_GOAL_: Reproduce the lines of the material exactly, excluding every image.

_EXCERPTED DATA_:
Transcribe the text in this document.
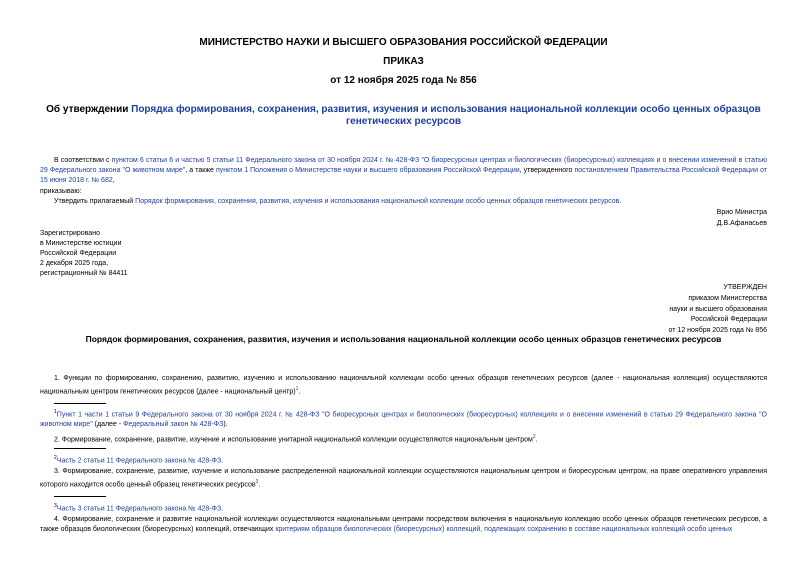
МИНИСТЕРСТВО НАУКИ И ВЫСШЕГО ОБРАЗОВАНИЯ РОССИЙСКОЙ ФЕДЕРАЦИИ
ПРИКАЗ
от 12 ноября 2025 года № 856
Об утверждении Порядка формирования, сохранения, развития, изучения и использования национальной коллекции особо ценных образцов генетических ресурсов
В соответствии с пунктом 6 статьи 6 и частью 5 статьи 11 Федерального закона от 30 ноября 2024 г. № 428-ФЗ "О биоресурсных центрах и биологических (биоресурсных) коллекциях и о внесении изменений в статью 29 Федерального закона "О животном мире", а также пунктом 1 Положения о Министерстве науки и высшего образования Российской Федерации, утвержденного постановлением Правительства Российской Федерации от 15 июня 2018 г. № 682,
приказываю:
Утвердить прилагаемый Порядок формирования, сохранения, развития, изучения и использования национальной коллекции особо ценных образцов генетических ресурсов.
Врио Министра
Д.В.Афанасьев
Зарегистрировано
в Министерстве юстиции
Российской Федерации
2 декабря 2025 года,
регистрационный № 84411
УТВЕРЖДЕН
приказом Министерства
науки и высшего образования
Российской Федерации
от 12 ноября 2025 года № 856
Порядок формирования, сохранения, развития, изучения и использования национальной коллекции особо ценных образцов генетических ресурсов
1. Функции по формированию, сохранению, развитию, изучению и использованию национальной коллекции особо ценных образцов генетических ресурсов (далее - национальная коллекция) осуществляются национальным центром генетических ресурсов (далее - национальный центр)$^1$.
$^1$Пункт 1 части 1 статьи 9 Федерального закона от 30 ноября 2024 г. № 428-ФЗ "О биоресурсных центрах и биологических (биоресурсных) коллекциях и о внесении изменений в статью 29 Федерального закона "О животном мире" (далее - Федеральный закон № 428-ФЗ).
2. Формирование, сохранение, развитие, изучение и использование унитарной национальной коллекции осуществляются национальным центром$^2$.
$^2$Часть 2 статьи 11 Федерального закона № 428-ФЗ.
3. Формирование, сохранение, развитие, изучение и использование распределенной национальной коллекции осуществляются национальным центром и биоресурсным центром, на праве оперативного управления которого находится особо ценный образец генетических ресурсов$^3$.
$^3$Часть 3 статьи 11 Федерального закона № 428-ФЗ.
4. Формирование, сохранение и развитие национальной коллекции осуществляются национальными центрами посредством включения в национальную коллекцию особо ценных образцов генетических ресурсов, а также образцов биологических (биоресурсных) коллекций, отвечающих критериям образцов биологических (биоресурсных) коллекций, подлежащих сохранению в составе национальных коллекций особо ценных
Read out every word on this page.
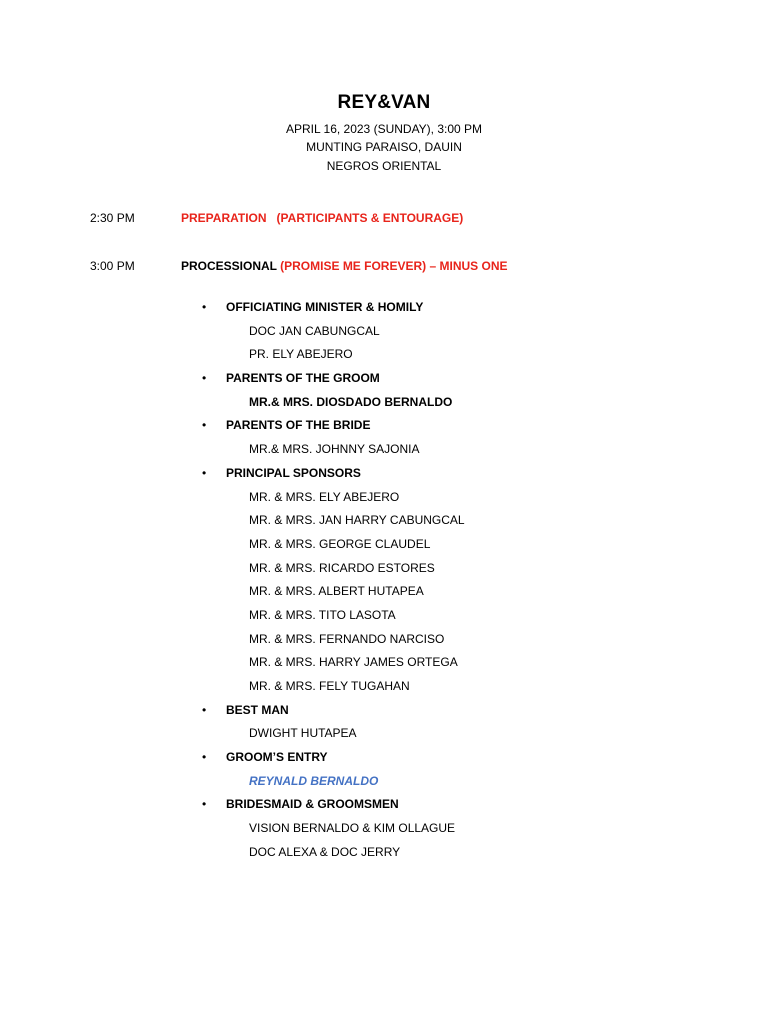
REY&VAN
APRIL 16, 2023 (SUNDAY), 3:00 PM
MUNTING PARAISO, DAUIN
NEGROS ORIENTAL
2:30 PM	PREPARATION   (PARTICIPANTS & ENTOURAGE)
3:00 PM	PROCESSIONAL (PROMISE ME FOREVER) – MINUS ONE
• OFFICIATING MINISTER & HOMILY
DOC JAN CABUNGCAL
PR. ELY ABEJERO
• PARENTS OF THE GROOM
MR.& MRS. DIOSDADO BERNALDO
• PARENTS OF THE BRIDE
MR.& MRS. JOHNNY SAJONIA
• PRINCIPAL SPONSORS
MR. & MRS. ELY ABEJERO
MR. & MRS. JAN HARRY CABUNGCAL
MR. & MRS. GEORGE CLAUDEL
MR. & MRS. RICARDO ESTORES
MR. & MRS. ALBERT HUTAPEA
MR. & MRS. TITO LASOTA
MR. & MRS. FERNANDO NARCISO
MR. & MRS. HARRY JAMES ORTEGA
MR. & MRS. FELY TUGAHAN
• BEST MAN
DWIGHT HUTAPEA
• GROOM’S ENTRY
REYNALD BERNALDO
• BRIDESMAID & GROOMSMEN
VISION BERNALDO & KIM OLLAGUE
DOC ALEXA & DOC JERRY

_RESULT_:
Transcribe the text in this document.
МИНИСТЕРСТВО НАУКИ И ВЫСШЕГО ОБРАЗОВАНИЯ РОССИЙСКОЙ ФЕДЕРАЦИИ
ПРИКАЗ
от 12 ноября 2025 года № 856
Об утверждении Порядка формирования, сохранения, развития, изучения и использования национальной коллекции особо ценных образцов генетических ресурсов
В соответствии с пунктом 6 статьи 6 и частью 5 статьи 11 Федерального закона от 30 ноября 2024 г. № 428-ФЗ "О биоресурсных центрах и биологических (биоресурсных) коллекциях и о внесении изменений в статью 29 Федерального закона "О животном мире", а также пунктом 1 Положения о Министерстве науки и высшего образования Российской Федерации, утвержденного постановлением Правительства Российской Федерации от 15 июня 2018 г. № 682,
приказываю:
Утвердить прилагаемый Порядок формирования, сохранения, развития, изучения и использования национальной коллекции особо ценных образцов генетических ресурсов.
Врио Министра
Д.В.Афанасьев
Зарегистрировано
в Министерстве юстиции
Российской Федерации
2 декабря 2025 года,
регистрационный № 84411
УТВЕРЖДЕН
приказом Министерства
науки и высшего образования
Российской Федерации
от 12 ноября 2025 года № 856
Порядок формирования, сохранения, развития, изучения и использования национальной коллекции особо ценных образцов генетических ресурсов
1. Функции по формированию, сохранению, развитию, изучению и использованию национальной коллекции особо ценных образцов генетических ресурсов (далее - национальная коллекция) осуществляются национальным центром генетических ресурсов (далее - национальный центр)$^1$.
$^1$Пункт 1 части 1 статьи 9 Федерального закона от 30 ноября 2024 г. № 428-ФЗ "О биоресурсных центрах и биологических (биоресурсных) коллекциях и о внесении изменений в статью 29 Федерального закона "О животном мире" (далее - Федеральный закон № 428-ФЗ).
2. Формирование, сохранение, развитие, изучение и использование унитарной национальной коллекции осуществляются национальным центром$^2$.
$^2$Часть 2 статьи 11 Федерального закона № 428-ФЗ.
3. Формирование, сохранение, развитие, изучение и использование распределенной национальной коллекции осуществляются национальным центром и биоресурсным центром, на праве оперативного управления которого находится особо ценный образец генетических ресурсов$^3$.
$^3$Часть 3 статьи 11 Федерального закона № 428-ФЗ.
4. Формирование, сохранение и развитие национальной коллекции осуществляются национальными центрами посредством включения в национальную коллекцию особо ценных образцов генетических ресурсов, а также образцов биологических (биоресурсных) коллекций, отвечающих критериям образцов биологических (биоресурсных) коллекций, подлежащих сохранению в составе национальных коллекций особо ценных
Read out every word on this page.
REY&VAN
APRIL 16, 2023 (SUNDAY), 3:00 PM
MUNTING PARAISO, DAUIN
NEGROS ORIENTAL
2:30 PM	PREPARATION   (PARTICIPANTS & ENTOURAGE)
3:00 PM	PROCESSIONAL (PROMISE ME FOREVER) – MINUS ONE
• OFFICIATING MINISTER & HOMILY
DOC JAN CABUNGCAL
PR. ELY ABEJERO
• PARENTS OF THE GROOM
MR.& MRS. DIOSDADO BERNALDO
• PARENTS OF THE BRIDE
MR.& MRS. JOHNNY SAJONIA
• PRINCIPAL SPONSORS
MR. & MRS. ELY ABEJERO
MR. & MRS. JAN HARRY CABUNGCAL
MR. & MRS. GEORGE CLAUDEL
MR. & MRS. RICARDO ESTORES
MR. & MRS. ALBERT HUTAPEA
MR. & MRS. TITO LASOTA
MR. & MRS. FERNANDO NARCISO
MR. & MRS. HARRY JAMES ORTEGA
MR. & MRS. FELY TUGAHAN
• BEST MAN
DWIGHT HUTAPEA
• GROOM’S ENTRY
REYNALD BERNALDO
• BRIDESMAID & GROOMSMEN
VISION BERNALDO & KIM OLLAGUE
DOC ALEXA & DOC JERRY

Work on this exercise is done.